[Extracted data start]

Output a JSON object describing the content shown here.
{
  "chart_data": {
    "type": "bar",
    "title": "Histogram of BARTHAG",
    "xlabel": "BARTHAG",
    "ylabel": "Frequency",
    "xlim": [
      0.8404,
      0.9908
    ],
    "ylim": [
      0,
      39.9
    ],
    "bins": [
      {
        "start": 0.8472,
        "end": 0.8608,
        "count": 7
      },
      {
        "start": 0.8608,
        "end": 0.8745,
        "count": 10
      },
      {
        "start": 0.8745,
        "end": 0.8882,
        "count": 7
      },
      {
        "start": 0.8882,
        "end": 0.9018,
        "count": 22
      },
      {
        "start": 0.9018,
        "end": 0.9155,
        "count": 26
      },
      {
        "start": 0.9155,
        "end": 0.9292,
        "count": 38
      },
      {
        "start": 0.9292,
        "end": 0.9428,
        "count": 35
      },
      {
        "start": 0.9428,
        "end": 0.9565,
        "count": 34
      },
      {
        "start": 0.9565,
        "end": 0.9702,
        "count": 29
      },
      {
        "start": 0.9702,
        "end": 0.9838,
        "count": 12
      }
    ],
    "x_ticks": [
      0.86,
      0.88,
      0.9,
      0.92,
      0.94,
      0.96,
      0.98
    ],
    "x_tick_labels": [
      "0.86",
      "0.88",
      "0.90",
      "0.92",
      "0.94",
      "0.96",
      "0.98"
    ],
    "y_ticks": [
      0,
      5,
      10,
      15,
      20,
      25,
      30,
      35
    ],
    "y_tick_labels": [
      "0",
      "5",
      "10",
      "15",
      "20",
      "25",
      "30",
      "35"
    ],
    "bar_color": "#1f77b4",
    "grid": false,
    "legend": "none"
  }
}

[Extracted data end]

**Work to complete:**
Reproduce all of the records exactly.

**Solution:**
Output a JSON object describing the content shown here.
{
  "chart_data": {
    "type": "bar",
    "title": "Histogram of BARTHAG",
    "xlabel": "BARTHAG",
    "ylabel": "Frequency",
    "xlim": [
      0.8404,
      0.9908
    ],
    "ylim": [
      0,
      39.9
    ],
    "bins": [
      {
        "start": 0.8472,
        "end": 0.8608,
        "count": 7
      },
      {
        "start": 0.8608,
        "end": 0.8745,
        "count": 10
      },
      {
        "start": 0.8745,
        "end": 0.8882,
        "count": 7
      },
      {
        "start": 0.8882,
        "end": 0.9018,
        "count": 22
      },
      {
        "start": 0.9018,
        "end": 0.9155,
        "count": 26
      },
      {
        "start": 0.9155,
        "end": 0.9292,
        "count": 38
      },
      {
        "start": 0.9292,
        "end": 0.9428,
        "count": 35
      },
      {
        "start": 0.9428,
        "end": 0.9565,
        "count": 34
      },
      {
        "start": 0.9565,
        "end": 0.9702,
        "count": 29
      },
      {
        "start": 0.9702,
        "end": 0.9838,
        "count": 12
      }
    ],
    "x_ticks": [
      0.86,
      0.88,
      0.9,
      0.92,
      0.94,
      0.96,
      0.98
    ],
    "x_tick_labels": [
      "0.86",
      "0.88",
      "0.90",
      "0.92",
      "0.94",
      "0.96",
      "0.98"
    ],
    "y_ticks": [
      0,
      5,
      10,
      15,
      20,
      25,
      30,
      35
    ],
    "y_tick_labels": [
      "0",
      "5",
      "10",
      "15",
      "20",
      "25",
      "30",
      "35"
    ],
    "bar_color": "#1f77b4",
    "grid": false,
    "legend": "none"
  }
}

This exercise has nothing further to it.